Record extracts –

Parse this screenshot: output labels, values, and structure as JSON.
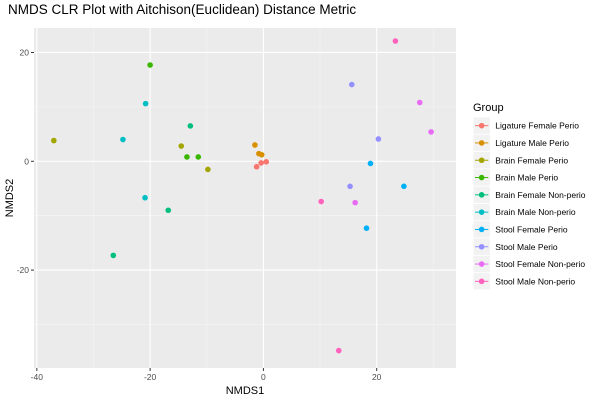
{
  "chart_data": {
    "type": "scatter",
    "title": "NMDS CLR Plot with Aitchison(Euclidean) Distance Metric",
    "xlabel": "NMDS1",
    "ylabel": "NMDS2",
    "xlim": [
      -40.5,
      34
    ],
    "ylim": [
      -38,
      24.5
    ],
    "x_ticks": [
      -40,
      -20,
      0,
      20
    ],
    "y_ticks": [
      -20,
      0,
      20
    ],
    "grid": true,
    "legend_title": "Group",
    "legend_position": "right",
    "series": [
      {
        "name": "Ligature Female Perio",
        "color": "#F8766D",
        "points": [
          [
            -1.2,
            -1.0
          ],
          [
            -0.4,
            -0.3
          ],
          [
            0.5,
            -0.1
          ]
        ]
      },
      {
        "name": "Ligature Male Perio",
        "color": "#D89000",
        "points": [
          [
            -1.5,
            3.0
          ],
          [
            -0.8,
            1.4
          ],
          [
            -0.3,
            1.2
          ]
        ]
      },
      {
        "name": "Brain Female Perio",
        "color": "#A3A500",
        "points": [
          [
            -37.0,
            3.8
          ],
          [
            -14.5,
            2.8
          ],
          [
            -9.8,
            -1.5
          ]
        ]
      },
      {
        "name": "Brain Male Perio",
        "color": "#39B600",
        "points": [
          [
            -20.0,
            17.7
          ],
          [
            -13.5,
            0.8
          ],
          [
            -11.5,
            0.8
          ]
        ]
      },
      {
        "name": "Brain Female Non-perio",
        "color": "#00BF7D",
        "points": [
          [
            -26.5,
            -17.3
          ],
          [
            -16.8,
            -9.0
          ],
          [
            -12.9,
            6.5
          ]
        ]
      },
      {
        "name": "Brain Male Non-perio",
        "color": "#00BFC4",
        "points": [
          [
            -24.8,
            4.0
          ],
          [
            -20.8,
            10.6
          ],
          [
            -20.9,
            -6.7
          ]
        ]
      },
      {
        "name": "Stool Female Perio",
        "color": "#00B0F6",
        "points": [
          [
            18.2,
            -12.3
          ],
          [
            18.9,
            -0.4
          ],
          [
            24.8,
            -4.6
          ]
        ]
      },
      {
        "name": "Stool Male Perio",
        "color": "#9590FF",
        "points": [
          [
            15.6,
            14.1
          ],
          [
            15.3,
            -4.6
          ],
          [
            20.3,
            4.1
          ]
        ]
      },
      {
        "name": "Stool Female Non-perio",
        "color": "#E76BF3",
        "points": [
          [
            16.2,
            -7.6
          ],
          [
            27.6,
            10.8
          ],
          [
            29.6,
            5.4
          ]
        ]
      },
      {
        "name": "Stool Male Non-perio",
        "color": "#FF62BC",
        "points": [
          [
            10.2,
            -7.4
          ],
          [
            13.3,
            -34.8
          ],
          [
            23.3,
            22.1
          ]
        ]
      }
    ]
  }
}
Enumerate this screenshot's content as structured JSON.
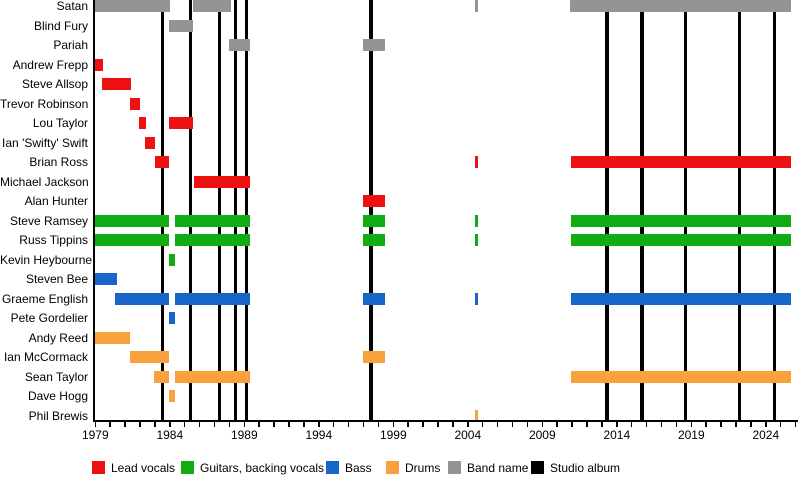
{
  "colors": {
    "lead_vocals": "#ee1111",
    "guitars": "#11ac11",
    "bass": "#1766c8",
    "drums": "#f9a13c",
    "band_name": "#949494",
    "studio_album": "#000000"
  },
  "legend": {
    "items": [
      {
        "label": "Lead vocals",
        "color_key": "lead_vocals"
      },
      {
        "label": "Guitars, backing vocals",
        "color_key": "guitars"
      },
      {
        "label": "Bass",
        "color_key": "bass"
      },
      {
        "label": "Drums",
        "color_key": "drums"
      },
      {
        "label": "Band name",
        "color_key": "band_name"
      },
      {
        "label": "Studio album",
        "color_key": "studio_album"
      }
    ]
  },
  "chart_data": {
    "type": "bar",
    "subtype": "gantt-member-timeline",
    "title": "",
    "xlabel": "",
    "ylabel": "",
    "x_axis": {
      "range": [
        1979,
        2026
      ],
      "labeled_ticks": [
        1979,
        1984,
        1989,
        1994,
        1999,
        2004,
        2009,
        2014,
        2019,
        2024
      ],
      "minor_tick_every": 1
    },
    "album_lines": [
      1983.5,
      1985.4,
      1987.35,
      1988.4,
      1989.15,
      1997.5,
      2013.35,
      2015.7,
      2018.6,
      2022.25,
      2024.6
    ],
    "rows": [
      {
        "label": "Satan",
        "role": "band_name",
        "segments": [
          [
            1979.0,
            1984.0
          ],
          [
            1985.55,
            1988.1
          ],
          [
            2004.45,
            2004.7
          ],
          [
            2010.85,
            2025.7
          ]
        ]
      },
      {
        "label": "Blind Fury",
        "role": "band_name",
        "segments": [
          [
            1983.95,
            1985.55
          ]
        ]
      },
      {
        "label": "Pariah",
        "role": "band_name",
        "segments": [
          [
            1988.0,
            1989.4
          ],
          [
            1996.95,
            1998.45
          ]
        ]
      },
      {
        "label": "Andrew Frepp",
        "role": "lead_vocals",
        "segments": [
          [
            1979.0,
            1979.5
          ]
        ]
      },
      {
        "label": "Steve Allsop",
        "role": "lead_vocals",
        "segments": [
          [
            1979.45,
            1981.4
          ]
        ]
      },
      {
        "label": "Trevor Robinson",
        "role": "lead_vocals",
        "segments": [
          [
            1981.35,
            1982.0
          ]
        ]
      },
      {
        "label": "Lou Taylor",
        "role": "lead_vocals",
        "segments": [
          [
            1981.95,
            1982.4
          ],
          [
            1983.95,
            1985.55
          ]
        ]
      },
      {
        "label": "Ian 'Swifty' Swift",
        "role": "lead_vocals",
        "segments": [
          [
            1982.35,
            1983.0
          ]
        ]
      },
      {
        "label": "Brian Ross",
        "role": "lead_vocals",
        "segments": [
          [
            1983.0,
            1983.95
          ],
          [
            2004.45,
            2004.7
          ],
          [
            2010.9,
            2025.7
          ]
        ]
      },
      {
        "label": "Michael Jackson",
        "role": "lead_vocals",
        "segments": [
          [
            1985.6,
            1989.4
          ]
        ]
      },
      {
        "label": "Alan Hunter",
        "role": "lead_vocals",
        "segments": [
          [
            1996.95,
            1998.45
          ]
        ]
      },
      {
        "label": "Steve Ramsey",
        "role": "guitars",
        "segments": [
          [
            1979.0,
            1983.95
          ],
          [
            1984.35,
            1989.4
          ],
          [
            1996.95,
            1998.45
          ],
          [
            2004.45,
            2004.7
          ],
          [
            2010.9,
            2025.7
          ]
        ]
      },
      {
        "label": "Russ Tippins",
        "role": "guitars",
        "segments": [
          [
            1979.0,
            1983.95
          ],
          [
            1984.35,
            1989.4
          ],
          [
            1996.95,
            1998.45
          ],
          [
            2004.45,
            2004.7
          ],
          [
            2010.9,
            2025.7
          ]
        ]
      },
      {
        "label": "Kevin Heybourne",
        "role": "guitars",
        "segments": [
          [
            1983.95,
            1984.35
          ]
        ]
      },
      {
        "label": "Steven Bee",
        "role": "bass",
        "segments": [
          [
            1979.0,
            1980.45
          ]
        ]
      },
      {
        "label": "Graeme English",
        "role": "bass",
        "segments": [
          [
            1980.3,
            1983.95
          ],
          [
            1984.35,
            1989.4
          ],
          [
            1996.95,
            1998.45
          ],
          [
            2004.45,
            2004.7
          ],
          [
            2010.9,
            2025.7
          ]
        ]
      },
      {
        "label": "Pete Gordelier",
        "role": "bass",
        "segments": [
          [
            1983.95,
            1984.35
          ]
        ]
      },
      {
        "label": "Andy Reed",
        "role": "drums",
        "segments": [
          [
            1979.0,
            1981.35
          ]
        ]
      },
      {
        "label": "Ian McCormack",
        "role": "drums",
        "segments": [
          [
            1981.35,
            1983.95
          ],
          [
            1996.95,
            1998.45
          ]
        ]
      },
      {
        "label": "Sean Taylor",
        "role": "drums",
        "segments": [
          [
            1982.95,
            1983.95
          ],
          [
            1984.35,
            1989.4
          ],
          [
            2010.9,
            2025.7
          ]
        ]
      },
      {
        "label": "Dave Hogg",
        "role": "drums",
        "segments": [
          [
            1983.95,
            1984.35
          ]
        ]
      },
      {
        "label": "Phil Brewis",
        "role": "drums",
        "segments": [
          [
            2004.45,
            2004.7
          ]
        ]
      }
    ]
  }
}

Exercise instructions –
Scan the records for the string "this". Copy each line in which it appears.

Complete answer –
Parse this screenshot: output labels, values, and structure as JSON.
Enumerate this screenshot's content as structured JSON.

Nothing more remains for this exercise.